• WHAT IS EXPECTED: Print out each entry below exactly, please.

• MATERIAL:
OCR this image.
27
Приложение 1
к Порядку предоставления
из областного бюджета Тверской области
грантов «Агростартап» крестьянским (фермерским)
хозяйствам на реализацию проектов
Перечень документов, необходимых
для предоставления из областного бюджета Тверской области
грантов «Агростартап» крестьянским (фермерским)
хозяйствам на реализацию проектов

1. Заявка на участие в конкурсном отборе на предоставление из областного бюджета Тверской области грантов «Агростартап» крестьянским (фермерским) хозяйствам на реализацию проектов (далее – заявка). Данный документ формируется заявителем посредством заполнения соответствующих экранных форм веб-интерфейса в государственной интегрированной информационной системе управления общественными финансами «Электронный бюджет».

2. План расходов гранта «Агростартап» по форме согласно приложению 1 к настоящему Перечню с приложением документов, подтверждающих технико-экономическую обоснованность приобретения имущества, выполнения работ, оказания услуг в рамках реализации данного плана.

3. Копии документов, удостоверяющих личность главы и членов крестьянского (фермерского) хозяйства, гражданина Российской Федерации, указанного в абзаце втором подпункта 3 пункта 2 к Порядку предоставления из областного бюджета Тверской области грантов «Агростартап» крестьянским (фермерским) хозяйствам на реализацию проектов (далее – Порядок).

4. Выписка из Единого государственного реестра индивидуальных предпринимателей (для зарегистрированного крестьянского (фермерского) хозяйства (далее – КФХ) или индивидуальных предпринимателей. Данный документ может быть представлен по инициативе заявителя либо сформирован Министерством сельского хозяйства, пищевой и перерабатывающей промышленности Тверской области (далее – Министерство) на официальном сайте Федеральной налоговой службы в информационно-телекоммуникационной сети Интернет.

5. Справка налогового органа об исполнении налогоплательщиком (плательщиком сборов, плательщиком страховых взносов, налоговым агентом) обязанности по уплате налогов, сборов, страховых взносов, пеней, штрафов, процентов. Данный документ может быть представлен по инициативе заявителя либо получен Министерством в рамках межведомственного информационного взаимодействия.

• EXPECTED ANSWER:
OCR this image.
27
Приложение 1
к Порядку предоставления
из областного бюджета Тверской области
грантов «Агростартап» крестьянским (фермерским)
хозяйствам на реализацию проектов
Перечень документов, необходимых
для предоставления из областного бюджета Тверской области
грантов «Агростартап» крестьянским (фермерским)
хозяйствам на реализацию проектов

1. Заявка на участие в конкурсном отборе на предоставление из областного бюджета Тверской области грантов «Агростартап» крестьянским (фермерским) хозяйствам на реализацию проектов (далее – заявка). Данный документ формируется заявителем посредством заполнения соответствующих экранных форм веб-интерфейса в государственной интегрированной информационной системе управления общественными финансами «Электронный бюджет».

2. План расходов гранта «Агростартап» по форме согласно приложению 1 к настоящему Перечню с приложением документов, подтверждающих технико-экономическую обоснованность приобретения имущества, выполнения работ, оказания услуг в рамках реализации данного плана.

3. Копии документов, удостоверяющих личность главы и членов крестьянского (фермерского) хозяйства, гражданина Российской Федерации, указанного в абзаце втором подпункта 3 пункта 2 к Порядку предоставления из областного бюджета Тверской области грантов «Агростартап» крестьянским (фермерским) хозяйствам на реализацию проектов (далее – Порядок).

4. Выписка из Единого государственного реестра индивидуальных предпринимателей (для зарегистрированного крестьянского (фермерского) хозяйства (далее – КФХ) или индивидуальных предпринимателей. Данный документ может быть представлен по инициативе заявителя либо сформирован Министерством сельского хозяйства, пищевой и перерабатывающей промышленности Тверской области (далее – Министерство) на официальном сайте Федеральной налоговой службы в информационно-телекоммуникационной сети Интернет.

5. Справка налогового органа об исполнении налогоплательщиком (плательщиком сборов, плательщиком страховых взносов, налоговым агентом) обязанности по уплате налогов, сборов, страховых взносов, пеней, штрафов, процентов. Данный документ может быть представлен по инициативе заявителя либо получен Министерством в рамках межведомственного информационного взаимодействия.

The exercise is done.